▶ [Extract]
:::

On the evening of June 7, 2008, an EF2 tornado went through portions of Richton Park, damaging homes and businesses.

==Geography==
Richton Park is located at (41.481992, -87.725352).

The village is bordered by Matteson to the north, Park Forest to the east, and University Park to the south.

According to the 2021 census gazetteer files, Richton Park has a total area of 4.40 sqmi, of which 4.39 sqmi (or 99.73%) is land and 0.01 sqmi (or 0.27%) is water.

==Demographics==

Historical population
| Census | Pop. | Note | %± |
| 1930 | 137 |  | — |
| 1940 | 107 |  | −21.9% |
| 1950 | 232 |  | 116.8% |
| 1960 | 933 |  | 302.2% |
| 1970 | 2,558 |  | 174.2% |
| 1980 | 9,403 |  | 267.6% |
| 1990 | 10,523 |  | 11.9% |
| 2000 | 12,533 |  | 19.1% |
| 2010 | 13,646 |  | 8.9% |
| 2020 | 12,775 |  | −6.4% |
U.S. Decennial Census 2010 2020

===Racial and ethnic composition===

Richton Park village, Illinois – Racial and ethnic composition Note: the US Census treats Hispanic/Latino as an ethnic category. This table excludes Latinos from the racial categories and assigns them to a separate category. Hispanics/Latinos may be of any race.

:::

▶ [Data section]
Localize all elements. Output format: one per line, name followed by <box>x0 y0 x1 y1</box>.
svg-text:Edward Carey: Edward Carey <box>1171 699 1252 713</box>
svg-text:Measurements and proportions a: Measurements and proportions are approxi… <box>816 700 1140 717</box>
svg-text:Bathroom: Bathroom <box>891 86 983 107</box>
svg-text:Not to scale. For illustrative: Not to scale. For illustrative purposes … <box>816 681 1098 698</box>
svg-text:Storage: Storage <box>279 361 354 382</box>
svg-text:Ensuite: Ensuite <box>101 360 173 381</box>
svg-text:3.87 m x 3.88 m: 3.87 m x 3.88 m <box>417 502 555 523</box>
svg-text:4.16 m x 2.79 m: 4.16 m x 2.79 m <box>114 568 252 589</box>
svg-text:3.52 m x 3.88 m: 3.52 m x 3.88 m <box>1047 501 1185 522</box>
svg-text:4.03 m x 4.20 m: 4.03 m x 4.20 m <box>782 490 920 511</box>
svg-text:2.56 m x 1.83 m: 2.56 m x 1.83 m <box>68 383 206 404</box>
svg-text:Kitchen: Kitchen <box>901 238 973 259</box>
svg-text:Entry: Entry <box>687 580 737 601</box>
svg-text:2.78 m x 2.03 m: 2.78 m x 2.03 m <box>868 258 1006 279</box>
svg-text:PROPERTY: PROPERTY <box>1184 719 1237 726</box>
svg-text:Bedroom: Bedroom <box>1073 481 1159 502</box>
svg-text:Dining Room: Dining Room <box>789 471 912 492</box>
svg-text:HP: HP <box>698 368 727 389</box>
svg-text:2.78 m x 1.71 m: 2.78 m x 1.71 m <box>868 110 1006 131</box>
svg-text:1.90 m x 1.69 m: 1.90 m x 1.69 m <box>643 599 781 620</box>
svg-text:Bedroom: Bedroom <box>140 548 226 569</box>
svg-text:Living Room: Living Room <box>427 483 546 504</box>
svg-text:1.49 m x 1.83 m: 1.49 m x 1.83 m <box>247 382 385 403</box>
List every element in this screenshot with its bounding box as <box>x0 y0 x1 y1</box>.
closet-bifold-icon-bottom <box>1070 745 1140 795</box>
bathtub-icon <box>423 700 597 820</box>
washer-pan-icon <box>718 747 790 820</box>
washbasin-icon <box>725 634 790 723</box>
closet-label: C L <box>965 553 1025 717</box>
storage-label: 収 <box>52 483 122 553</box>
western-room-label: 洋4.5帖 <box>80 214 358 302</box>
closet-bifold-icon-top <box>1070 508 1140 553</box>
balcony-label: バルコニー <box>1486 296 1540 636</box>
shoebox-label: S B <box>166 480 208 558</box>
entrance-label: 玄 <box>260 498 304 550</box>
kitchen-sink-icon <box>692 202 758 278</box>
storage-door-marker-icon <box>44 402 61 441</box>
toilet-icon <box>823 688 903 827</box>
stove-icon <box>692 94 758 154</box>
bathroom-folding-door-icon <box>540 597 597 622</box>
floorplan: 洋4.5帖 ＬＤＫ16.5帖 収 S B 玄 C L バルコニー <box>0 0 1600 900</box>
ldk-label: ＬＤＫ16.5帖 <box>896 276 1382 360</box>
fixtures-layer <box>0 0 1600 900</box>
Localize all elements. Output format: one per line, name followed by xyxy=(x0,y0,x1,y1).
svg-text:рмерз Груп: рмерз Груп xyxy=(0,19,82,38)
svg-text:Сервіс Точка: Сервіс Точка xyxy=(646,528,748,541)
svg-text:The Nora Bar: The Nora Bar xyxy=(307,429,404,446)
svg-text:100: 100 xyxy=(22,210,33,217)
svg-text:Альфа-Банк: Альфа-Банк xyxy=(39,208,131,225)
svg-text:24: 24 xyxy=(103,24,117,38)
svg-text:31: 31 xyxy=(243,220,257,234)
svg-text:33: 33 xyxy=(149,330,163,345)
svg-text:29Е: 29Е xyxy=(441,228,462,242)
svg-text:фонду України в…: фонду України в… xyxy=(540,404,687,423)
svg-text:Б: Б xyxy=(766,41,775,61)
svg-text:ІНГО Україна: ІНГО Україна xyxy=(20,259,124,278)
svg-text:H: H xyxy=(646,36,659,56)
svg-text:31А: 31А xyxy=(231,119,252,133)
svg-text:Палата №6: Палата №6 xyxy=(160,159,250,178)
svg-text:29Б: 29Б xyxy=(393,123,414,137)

:::

▶ [Required action A]
Echo the stretch of the Richton Park text from "On the evening" through "at (41.481992, -87.725352).", copying it word for word.
▶ [Required action B]
According to the Richton Park text, which place borders the village to the south?
▶ [Required action C]
Condense the paragraph of the Richton Park text that begins "According to the 2021 census gazetteer files" into a shorter version that keeps its main figures.

▶ [Response box A]
On the evening of June 7, 2008, an EF2 tornado went through portions of Richton Park, damaging homes and businesses.

==Geography==
Richton Park is located at (41.481992, -87.725352).

▶ [Response box B]
University Park

▶ [Response box C]
The 2021 census gazetteer files give Richton Park a total area of 4.40 sq mi: 4.39 sq mi of land (99.73%) and 0.01 sq mi of water (0.27%).